• **Supplied material**

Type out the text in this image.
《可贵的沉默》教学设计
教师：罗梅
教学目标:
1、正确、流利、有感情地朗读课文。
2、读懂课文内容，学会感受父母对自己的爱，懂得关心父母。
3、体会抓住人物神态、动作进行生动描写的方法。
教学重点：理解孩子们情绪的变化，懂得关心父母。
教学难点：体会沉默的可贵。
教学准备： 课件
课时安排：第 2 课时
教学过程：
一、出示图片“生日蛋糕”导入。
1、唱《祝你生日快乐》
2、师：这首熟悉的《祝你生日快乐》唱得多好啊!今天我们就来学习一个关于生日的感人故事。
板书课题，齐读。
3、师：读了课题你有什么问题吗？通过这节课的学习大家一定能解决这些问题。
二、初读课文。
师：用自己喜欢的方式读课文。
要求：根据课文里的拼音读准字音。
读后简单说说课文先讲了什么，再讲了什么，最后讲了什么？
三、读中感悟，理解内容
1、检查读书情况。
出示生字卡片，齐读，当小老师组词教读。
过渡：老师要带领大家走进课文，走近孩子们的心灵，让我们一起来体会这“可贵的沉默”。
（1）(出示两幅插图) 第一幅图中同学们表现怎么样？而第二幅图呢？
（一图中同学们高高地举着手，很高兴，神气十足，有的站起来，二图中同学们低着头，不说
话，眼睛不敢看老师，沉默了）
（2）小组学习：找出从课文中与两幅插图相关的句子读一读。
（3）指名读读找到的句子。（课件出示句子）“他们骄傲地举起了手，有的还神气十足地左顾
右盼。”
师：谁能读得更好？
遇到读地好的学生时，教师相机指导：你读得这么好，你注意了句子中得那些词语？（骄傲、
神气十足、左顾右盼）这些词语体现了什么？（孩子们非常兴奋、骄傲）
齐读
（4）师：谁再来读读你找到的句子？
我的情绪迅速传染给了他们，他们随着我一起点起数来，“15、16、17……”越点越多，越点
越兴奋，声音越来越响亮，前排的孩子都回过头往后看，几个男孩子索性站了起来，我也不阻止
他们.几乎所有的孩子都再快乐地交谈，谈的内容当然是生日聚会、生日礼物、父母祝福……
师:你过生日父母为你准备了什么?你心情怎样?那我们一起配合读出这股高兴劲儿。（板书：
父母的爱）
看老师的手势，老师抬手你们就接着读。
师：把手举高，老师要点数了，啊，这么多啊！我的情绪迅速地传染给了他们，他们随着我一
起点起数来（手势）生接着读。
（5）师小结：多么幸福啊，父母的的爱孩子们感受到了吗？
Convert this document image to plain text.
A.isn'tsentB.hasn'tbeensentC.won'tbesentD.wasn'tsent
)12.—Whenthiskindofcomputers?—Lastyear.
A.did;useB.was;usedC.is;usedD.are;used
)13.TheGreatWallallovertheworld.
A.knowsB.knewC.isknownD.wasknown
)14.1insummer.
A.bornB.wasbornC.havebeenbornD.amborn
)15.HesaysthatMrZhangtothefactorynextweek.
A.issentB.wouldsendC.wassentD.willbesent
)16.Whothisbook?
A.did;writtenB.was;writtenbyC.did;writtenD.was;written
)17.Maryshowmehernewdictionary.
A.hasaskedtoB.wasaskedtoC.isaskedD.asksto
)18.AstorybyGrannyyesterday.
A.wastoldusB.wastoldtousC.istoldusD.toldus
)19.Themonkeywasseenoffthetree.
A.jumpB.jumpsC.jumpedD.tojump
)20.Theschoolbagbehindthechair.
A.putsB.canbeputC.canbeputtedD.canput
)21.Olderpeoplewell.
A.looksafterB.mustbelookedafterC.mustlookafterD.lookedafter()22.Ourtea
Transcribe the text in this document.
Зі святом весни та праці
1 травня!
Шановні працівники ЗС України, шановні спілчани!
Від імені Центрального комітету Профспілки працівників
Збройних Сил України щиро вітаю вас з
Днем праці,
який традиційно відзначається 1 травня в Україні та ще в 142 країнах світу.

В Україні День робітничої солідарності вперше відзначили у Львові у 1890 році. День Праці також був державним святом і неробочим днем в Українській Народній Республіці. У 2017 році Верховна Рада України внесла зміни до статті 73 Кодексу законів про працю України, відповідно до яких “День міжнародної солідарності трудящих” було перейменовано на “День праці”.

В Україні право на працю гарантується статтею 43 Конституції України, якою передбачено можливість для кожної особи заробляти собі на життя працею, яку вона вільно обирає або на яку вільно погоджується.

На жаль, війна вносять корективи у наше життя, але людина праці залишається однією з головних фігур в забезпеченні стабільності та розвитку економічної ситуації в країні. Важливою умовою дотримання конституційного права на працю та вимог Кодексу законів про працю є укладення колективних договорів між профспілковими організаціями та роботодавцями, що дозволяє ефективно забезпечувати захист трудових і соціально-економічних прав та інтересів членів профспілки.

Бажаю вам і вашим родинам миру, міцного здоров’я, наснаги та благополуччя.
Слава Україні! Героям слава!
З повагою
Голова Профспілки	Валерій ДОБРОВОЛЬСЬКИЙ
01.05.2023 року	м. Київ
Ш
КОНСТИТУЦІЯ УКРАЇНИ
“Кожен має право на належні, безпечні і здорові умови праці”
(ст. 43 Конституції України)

• **What the task requires**
Scan the listing above. Collect all lines with the word "可贵的沉默".

• **Solved exercise**
《可贵的沉默》教学设计
过渡：老师要带领大家走进课文，走近孩子们的心灵，让我们一起来体会这“可贵的沉默”。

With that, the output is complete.